Task prompt
Lines containing the string "this" are to be collected in full.

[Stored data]

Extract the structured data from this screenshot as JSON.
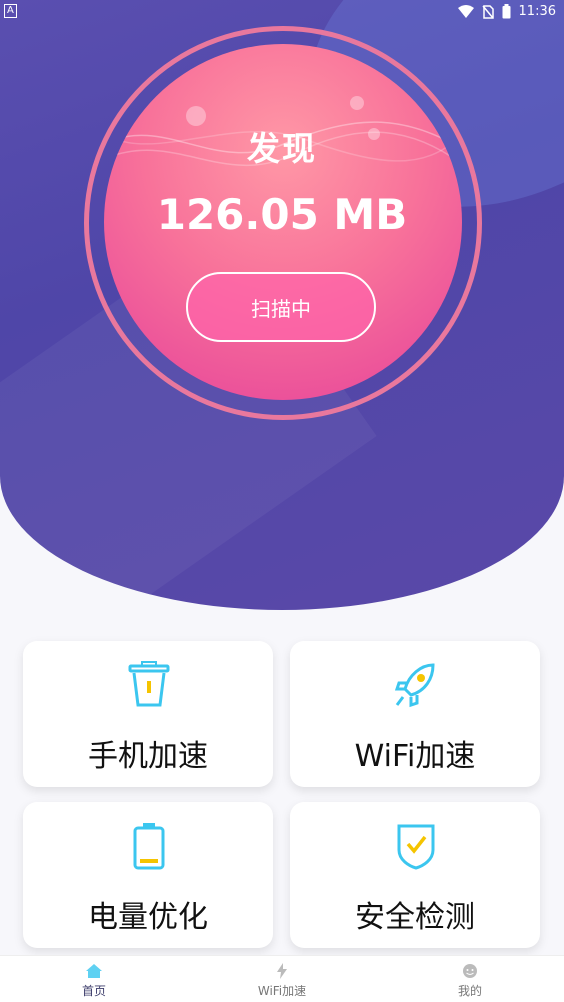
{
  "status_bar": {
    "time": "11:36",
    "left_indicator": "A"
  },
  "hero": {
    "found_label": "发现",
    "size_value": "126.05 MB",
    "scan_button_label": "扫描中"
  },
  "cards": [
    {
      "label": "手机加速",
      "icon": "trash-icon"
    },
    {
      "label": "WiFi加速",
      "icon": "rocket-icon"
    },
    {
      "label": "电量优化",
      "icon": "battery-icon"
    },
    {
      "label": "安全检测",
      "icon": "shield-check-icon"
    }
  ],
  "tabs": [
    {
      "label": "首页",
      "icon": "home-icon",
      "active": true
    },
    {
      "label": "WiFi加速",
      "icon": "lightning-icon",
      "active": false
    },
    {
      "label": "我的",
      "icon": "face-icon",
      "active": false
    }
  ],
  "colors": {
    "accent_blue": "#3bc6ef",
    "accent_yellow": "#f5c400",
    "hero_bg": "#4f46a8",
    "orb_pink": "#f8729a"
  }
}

...

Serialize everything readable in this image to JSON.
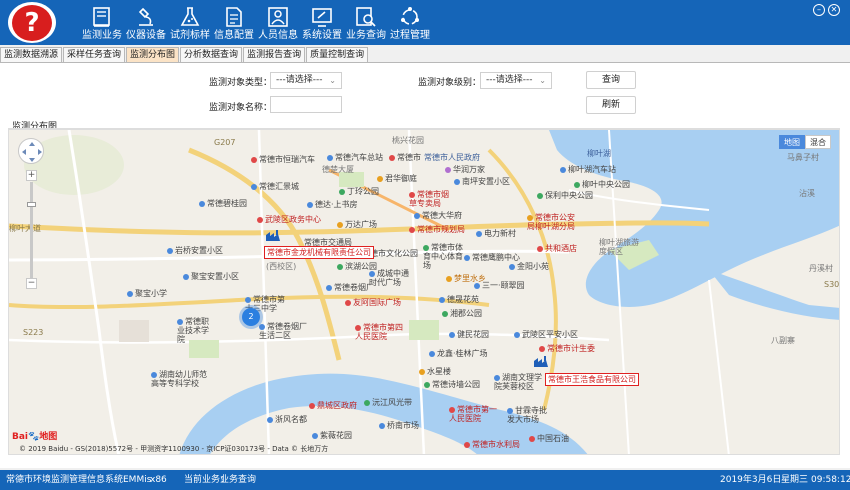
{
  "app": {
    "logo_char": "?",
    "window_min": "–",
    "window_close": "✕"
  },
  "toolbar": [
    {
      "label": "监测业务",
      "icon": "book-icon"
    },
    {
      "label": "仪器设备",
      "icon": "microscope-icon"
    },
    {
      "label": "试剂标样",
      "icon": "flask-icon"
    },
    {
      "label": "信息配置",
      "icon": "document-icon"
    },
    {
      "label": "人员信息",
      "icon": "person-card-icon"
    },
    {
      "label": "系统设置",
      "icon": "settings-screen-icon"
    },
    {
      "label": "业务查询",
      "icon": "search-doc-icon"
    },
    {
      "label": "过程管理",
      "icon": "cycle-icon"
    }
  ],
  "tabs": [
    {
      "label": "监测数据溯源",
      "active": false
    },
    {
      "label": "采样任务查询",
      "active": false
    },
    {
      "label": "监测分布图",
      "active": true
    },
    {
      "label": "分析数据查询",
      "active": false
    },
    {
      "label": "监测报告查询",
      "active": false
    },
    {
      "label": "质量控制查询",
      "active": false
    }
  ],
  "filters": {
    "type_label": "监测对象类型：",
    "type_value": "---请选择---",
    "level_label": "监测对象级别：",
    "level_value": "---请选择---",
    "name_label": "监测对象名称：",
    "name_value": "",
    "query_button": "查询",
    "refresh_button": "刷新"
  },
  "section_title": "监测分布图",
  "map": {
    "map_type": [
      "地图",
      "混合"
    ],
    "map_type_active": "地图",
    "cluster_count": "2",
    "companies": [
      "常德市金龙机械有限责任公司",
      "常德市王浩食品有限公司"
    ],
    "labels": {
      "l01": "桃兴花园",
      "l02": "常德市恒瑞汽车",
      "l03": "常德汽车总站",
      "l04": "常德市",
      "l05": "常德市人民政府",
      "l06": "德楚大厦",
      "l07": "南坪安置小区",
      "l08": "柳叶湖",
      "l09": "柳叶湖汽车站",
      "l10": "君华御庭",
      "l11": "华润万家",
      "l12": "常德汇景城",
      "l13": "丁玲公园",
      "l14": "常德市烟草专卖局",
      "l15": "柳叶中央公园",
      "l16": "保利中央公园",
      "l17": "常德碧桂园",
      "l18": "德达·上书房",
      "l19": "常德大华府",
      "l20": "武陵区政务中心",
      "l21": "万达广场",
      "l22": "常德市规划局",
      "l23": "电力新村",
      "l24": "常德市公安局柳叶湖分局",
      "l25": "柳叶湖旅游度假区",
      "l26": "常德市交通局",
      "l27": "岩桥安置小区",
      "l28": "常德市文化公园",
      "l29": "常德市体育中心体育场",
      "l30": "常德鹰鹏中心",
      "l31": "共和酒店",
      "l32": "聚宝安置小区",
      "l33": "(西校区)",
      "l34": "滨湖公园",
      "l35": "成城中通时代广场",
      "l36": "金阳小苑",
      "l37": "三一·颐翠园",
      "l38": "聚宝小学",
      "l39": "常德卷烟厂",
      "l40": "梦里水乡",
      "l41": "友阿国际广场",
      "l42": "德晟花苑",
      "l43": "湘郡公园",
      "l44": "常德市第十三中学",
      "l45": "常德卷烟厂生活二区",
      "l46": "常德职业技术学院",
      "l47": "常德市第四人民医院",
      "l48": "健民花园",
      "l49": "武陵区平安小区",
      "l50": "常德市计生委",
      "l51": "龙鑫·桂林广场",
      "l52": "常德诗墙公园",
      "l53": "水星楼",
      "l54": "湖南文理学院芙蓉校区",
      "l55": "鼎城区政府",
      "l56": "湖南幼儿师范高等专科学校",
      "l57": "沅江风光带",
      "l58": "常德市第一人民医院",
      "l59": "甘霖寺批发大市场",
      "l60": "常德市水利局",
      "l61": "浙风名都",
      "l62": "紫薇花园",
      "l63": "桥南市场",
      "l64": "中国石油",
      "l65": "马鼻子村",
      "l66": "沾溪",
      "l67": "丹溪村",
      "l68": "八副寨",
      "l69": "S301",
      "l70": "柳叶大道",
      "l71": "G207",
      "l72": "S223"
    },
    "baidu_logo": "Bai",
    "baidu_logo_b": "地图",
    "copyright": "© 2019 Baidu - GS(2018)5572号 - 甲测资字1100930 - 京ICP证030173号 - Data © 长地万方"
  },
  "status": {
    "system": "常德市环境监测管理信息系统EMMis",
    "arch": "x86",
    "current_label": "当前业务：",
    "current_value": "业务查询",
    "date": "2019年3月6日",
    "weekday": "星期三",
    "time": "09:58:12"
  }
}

Full response
Extract the structured data from this screenshot as JSON.
Serialize everything readable in this image to JSON.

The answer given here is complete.